→ WHAT NEEDS TO BE DONE
Output the records exactly, every one of them.

======== DATA FOR REVIEW

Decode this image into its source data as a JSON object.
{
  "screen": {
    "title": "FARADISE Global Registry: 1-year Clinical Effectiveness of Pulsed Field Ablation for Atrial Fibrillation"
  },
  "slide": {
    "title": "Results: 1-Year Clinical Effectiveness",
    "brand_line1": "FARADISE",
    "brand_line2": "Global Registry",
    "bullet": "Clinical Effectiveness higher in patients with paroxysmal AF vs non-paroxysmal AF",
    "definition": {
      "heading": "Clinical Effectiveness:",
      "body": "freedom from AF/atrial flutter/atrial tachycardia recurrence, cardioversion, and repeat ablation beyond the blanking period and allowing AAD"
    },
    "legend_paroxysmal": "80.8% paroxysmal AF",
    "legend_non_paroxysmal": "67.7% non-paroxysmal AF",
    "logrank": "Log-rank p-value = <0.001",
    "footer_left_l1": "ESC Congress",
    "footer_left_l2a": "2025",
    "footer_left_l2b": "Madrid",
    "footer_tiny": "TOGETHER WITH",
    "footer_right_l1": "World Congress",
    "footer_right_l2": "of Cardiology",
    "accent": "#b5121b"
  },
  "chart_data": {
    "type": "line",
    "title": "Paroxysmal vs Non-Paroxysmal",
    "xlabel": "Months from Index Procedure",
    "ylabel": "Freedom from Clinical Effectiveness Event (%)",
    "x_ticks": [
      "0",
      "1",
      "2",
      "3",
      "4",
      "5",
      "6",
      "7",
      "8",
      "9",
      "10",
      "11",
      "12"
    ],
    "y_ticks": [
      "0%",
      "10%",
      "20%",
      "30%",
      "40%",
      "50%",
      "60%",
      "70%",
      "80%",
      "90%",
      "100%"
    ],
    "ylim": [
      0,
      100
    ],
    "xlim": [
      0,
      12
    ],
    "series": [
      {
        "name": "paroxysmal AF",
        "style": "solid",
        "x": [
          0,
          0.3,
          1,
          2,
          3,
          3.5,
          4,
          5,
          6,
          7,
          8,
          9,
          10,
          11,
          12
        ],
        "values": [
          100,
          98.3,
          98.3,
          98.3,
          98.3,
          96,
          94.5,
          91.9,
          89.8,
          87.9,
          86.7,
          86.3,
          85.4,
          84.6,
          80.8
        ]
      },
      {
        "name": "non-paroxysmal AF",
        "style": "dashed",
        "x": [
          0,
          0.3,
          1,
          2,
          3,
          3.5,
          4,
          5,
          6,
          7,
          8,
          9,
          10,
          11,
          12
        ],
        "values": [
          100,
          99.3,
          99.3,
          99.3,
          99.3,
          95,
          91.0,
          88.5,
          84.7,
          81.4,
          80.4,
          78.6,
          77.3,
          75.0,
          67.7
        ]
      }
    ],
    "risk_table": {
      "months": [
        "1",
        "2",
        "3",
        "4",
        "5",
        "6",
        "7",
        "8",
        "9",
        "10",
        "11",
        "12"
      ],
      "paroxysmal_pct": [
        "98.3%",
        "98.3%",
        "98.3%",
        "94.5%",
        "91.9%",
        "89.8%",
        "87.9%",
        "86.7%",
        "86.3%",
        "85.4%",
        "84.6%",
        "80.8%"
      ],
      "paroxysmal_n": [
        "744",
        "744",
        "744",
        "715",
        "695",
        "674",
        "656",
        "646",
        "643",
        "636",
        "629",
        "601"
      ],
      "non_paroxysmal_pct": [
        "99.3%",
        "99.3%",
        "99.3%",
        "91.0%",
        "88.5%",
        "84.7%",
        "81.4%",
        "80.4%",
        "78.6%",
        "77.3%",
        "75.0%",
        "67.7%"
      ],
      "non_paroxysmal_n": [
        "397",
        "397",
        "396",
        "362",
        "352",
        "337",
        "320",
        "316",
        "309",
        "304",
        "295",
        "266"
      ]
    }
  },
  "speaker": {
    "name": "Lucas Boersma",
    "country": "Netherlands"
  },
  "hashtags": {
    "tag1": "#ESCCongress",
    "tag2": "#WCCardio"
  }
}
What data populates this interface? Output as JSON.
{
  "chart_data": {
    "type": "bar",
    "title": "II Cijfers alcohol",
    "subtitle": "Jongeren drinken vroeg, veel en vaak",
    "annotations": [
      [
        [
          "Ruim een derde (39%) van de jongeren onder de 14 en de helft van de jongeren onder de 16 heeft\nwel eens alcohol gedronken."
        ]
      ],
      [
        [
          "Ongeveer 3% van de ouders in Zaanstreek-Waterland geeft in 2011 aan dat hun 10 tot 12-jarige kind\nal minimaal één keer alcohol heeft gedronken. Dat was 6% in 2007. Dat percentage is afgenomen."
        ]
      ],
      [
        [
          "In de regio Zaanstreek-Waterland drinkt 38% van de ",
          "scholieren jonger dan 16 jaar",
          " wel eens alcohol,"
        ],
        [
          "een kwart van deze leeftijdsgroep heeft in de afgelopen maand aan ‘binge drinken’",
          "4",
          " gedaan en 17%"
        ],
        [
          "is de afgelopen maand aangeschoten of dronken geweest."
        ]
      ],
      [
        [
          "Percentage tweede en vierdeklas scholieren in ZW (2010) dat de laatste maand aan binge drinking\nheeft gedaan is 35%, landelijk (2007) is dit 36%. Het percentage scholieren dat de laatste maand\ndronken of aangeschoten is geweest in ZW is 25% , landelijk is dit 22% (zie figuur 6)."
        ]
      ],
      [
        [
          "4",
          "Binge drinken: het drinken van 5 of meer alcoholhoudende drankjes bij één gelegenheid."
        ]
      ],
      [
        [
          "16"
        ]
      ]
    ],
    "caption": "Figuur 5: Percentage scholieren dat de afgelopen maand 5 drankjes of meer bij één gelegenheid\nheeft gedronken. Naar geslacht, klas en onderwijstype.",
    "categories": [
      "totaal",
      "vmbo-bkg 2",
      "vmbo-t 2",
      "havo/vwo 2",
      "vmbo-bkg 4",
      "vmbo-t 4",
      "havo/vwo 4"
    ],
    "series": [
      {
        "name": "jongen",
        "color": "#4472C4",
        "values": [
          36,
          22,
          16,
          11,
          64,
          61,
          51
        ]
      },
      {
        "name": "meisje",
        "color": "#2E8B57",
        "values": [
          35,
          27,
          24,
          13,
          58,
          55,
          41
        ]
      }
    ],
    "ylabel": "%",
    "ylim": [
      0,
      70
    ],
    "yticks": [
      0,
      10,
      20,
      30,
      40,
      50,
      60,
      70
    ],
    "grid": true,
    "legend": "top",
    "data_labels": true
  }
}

================

→ EXERCISE RESULT
Decode this image into its source data as a JSON object.
{
  "screen": {
    "title": "FARADISE Global Registry: 1-year Clinical Effectiveness of Pulsed Field Ablation for Atrial Fibrillation"
  },
  "slide": {
    "title": "Results: 1-Year Clinical Effectiveness",
    "brand_line1": "FARADISE",
    "brand_line2": "Global Registry",
    "bullet": "Clinical Effectiveness higher in patients with paroxysmal AF vs non-paroxysmal AF",
    "definition": {
      "heading": "Clinical Effectiveness:",
      "body": "freedom from AF/atrial flutter/atrial tachycardia recurrence, cardioversion, and repeat ablation beyond the blanking period and allowing AAD"
    },
    "legend_paroxysmal": "80.8% paroxysmal AF",
    "legend_non_paroxysmal": "67.7% non-paroxysmal AF",
    "logrank": "Log-rank p-value = <0.001",
    "footer_left_l1": "ESC Congress",
    "footer_left_l2a": "2025",
    "footer_left_l2b": "Madrid",
    "footer_tiny": "TOGETHER WITH",
    "footer_right_l1": "World Congress",
    "footer_right_l2": "of Cardiology",
    "accent": "#b5121b"
  },
  "chart_data": {
    "type": "line",
    "title": "Paroxysmal vs Non-Paroxysmal",
    "xlabel": "Months from Index Procedure",
    "ylabel": "Freedom from Clinical Effectiveness Event (%)",
    "x_ticks": [
      "0",
      "1",
      "2",
      "3",
      "4",
      "5",
      "6",
      "7",
      "8",
      "9",
      "10",
      "11",
      "12"
    ],
    "y_ticks": [
      "0%",
      "10%",
      "20%",
      "30%",
      "40%",
      "50%",
      "60%",
      "70%",
      "80%",
      "90%",
      "100%"
    ],
    "ylim": [
      0,
      100
    ],
    "xlim": [
      0,
      12
    ],
    "series": [
      {
        "name": "paroxysmal AF",
        "style": "solid",
        "x": [
          0,
          0.3,
          1,
          2,
          3,
          3.5,
          4,
          5,
          6,
          7,
          8,
          9,
          10,
          11,
          12
        ],
        "values": [
          100,
          98.3,
          98.3,
          98.3,
          98.3,
          96,
          94.5,
          91.9,
          89.8,
          87.9,
          86.7,
          86.3,
          85.4,
          84.6,
          80.8
        ]
      },
      {
        "name": "non-paroxysmal AF",
        "style": "dashed",
        "x": [
          0,
          0.3,
          1,
          2,
          3,
          3.5,
          4,
          5,
          6,
          7,
          8,
          9,
          10,
          11,
          12
        ],
        "values": [
          100,
          99.3,
          99.3,
          99.3,
          99.3,
          95,
          91.0,
          88.5,
          84.7,
          81.4,
          80.4,
          78.6,
          77.3,
          75.0,
          67.7
        ]
      }
    ],
    "risk_table": {
      "months": [
        "1",
        "2",
        "3",
        "4",
        "5",
        "6",
        "7",
        "8",
        "9",
        "10",
        "11",
        "12"
      ],
      "paroxysmal_pct": [
        "98.3%",
        "98.3%",
        "98.3%",
        "94.5%",
        "91.9%",
        "89.8%",
        "87.9%",
        "86.7%",
        "86.3%",
        "85.4%",
        "84.6%",
        "80.8%"
      ],
      "paroxysmal_n": [
        "744",
        "744",
        "744",
        "715",
        "695",
        "674",
        "656",
        "646",
        "643",
        "636",
        "629",
        "601"
      ],
      "non_paroxysmal_pct": [
        "99.3%",
        "99.3%",
        "99.3%",
        "91.0%",
        "88.5%",
        "84.7%",
        "81.4%",
        "80.4%",
        "78.6%",
        "77.3%",
        "75.0%",
        "67.7%"
      ],
      "non_paroxysmal_n": [
        "397",
        "397",
        "396",
        "362",
        "352",
        "337",
        "320",
        "316",
        "309",
        "304",
        "295",
        "266"
      ]
    }
  },
  "speaker": {
    "name": "Lucas Boersma",
    "country": "Netherlands"
  },
  "hashtags": {
    "tag1": "#ESCCongress",
    "tag2": "#WCCardio"
  }
}
What data populates this interface? Output as JSON.
{
  "chart_data": {
    "type": "bar",
    "title": "II Cijfers alcohol",
    "subtitle": "Jongeren drinken vroeg, veel en vaak",
    "annotations": [
      [
        [
          "Ruim een derde (39%) van de jongeren onder de 14 en de helft van de jongeren onder de 16 heeft\nwel eens alcohol gedronken."
        ]
      ],
      [
        [
          "Ongeveer 3% van de ouders in Zaanstreek-Waterland geeft in 2011 aan dat hun 10 tot 12-jarige kind\nal minimaal één keer alcohol heeft gedronken. Dat was 6% in 2007. Dat percentage is afgenomen."
        ]
      ],
      [
        [
          "In de regio Zaanstreek-Waterland drinkt 38% van de ",
          "scholieren jonger dan 16 jaar",
          " wel eens alcohol,"
        ],
        [
          "een kwart van deze leeftijdsgroep heeft in de afgelopen maand aan ‘binge drinken’",
          "4",
          " gedaan en 17%"
        ],
        [
          "is de afgelopen maand aangeschoten of dronken geweest."
        ]
      ],
      [
        [
          "Percentage tweede en vierdeklas scholieren in ZW (2010) dat de laatste maand aan binge drinking\nheeft gedaan is 35%, landelijk (2007) is dit 36%. Het percentage scholieren dat de laatste maand\ndronken of aangeschoten is geweest in ZW is 25% , landelijk is dit 22% (zie figuur 6)."
        ]
      ],
      [
        [
          "4",
          "Binge drinken: het drinken van 5 of meer alcoholhoudende drankjes bij één gelegenheid."
        ]
      ],
      [
        [
          "16"
        ]
      ]
    ],
    "caption": "Figuur 5: Percentage scholieren dat de afgelopen maand 5 drankjes of meer bij één gelegenheid\nheeft gedronken. Naar geslacht, klas en onderwijstype.",
    "categories": [
      "totaal",
      "vmbo-bkg 2",
      "vmbo-t 2",
      "havo/vwo 2",
      "vmbo-bkg 4",
      "vmbo-t 4",
      "havo/vwo 4"
    ],
    "series": [
      {
        "name": "jongen",
        "color": "#4472C4",
        "values": [
          36,
          22,
          16,
          11,
          64,
          61,
          51
        ]
      },
      {
        "name": "meisje",
        "color": "#2E8B57",
        "values": [
          35,
          27,
          24,
          13,
          58,
          55,
          41
        ]
      }
    ],
    "ylabel": "%",
    "ylim": [
      0,
      70
    ],
    "yticks": [
      0,
      10,
      20,
      30,
      40,
      50,
      60,
      70
    ],
    "grid": true,
    "legend": "top",
    "data_labels": true
  }
}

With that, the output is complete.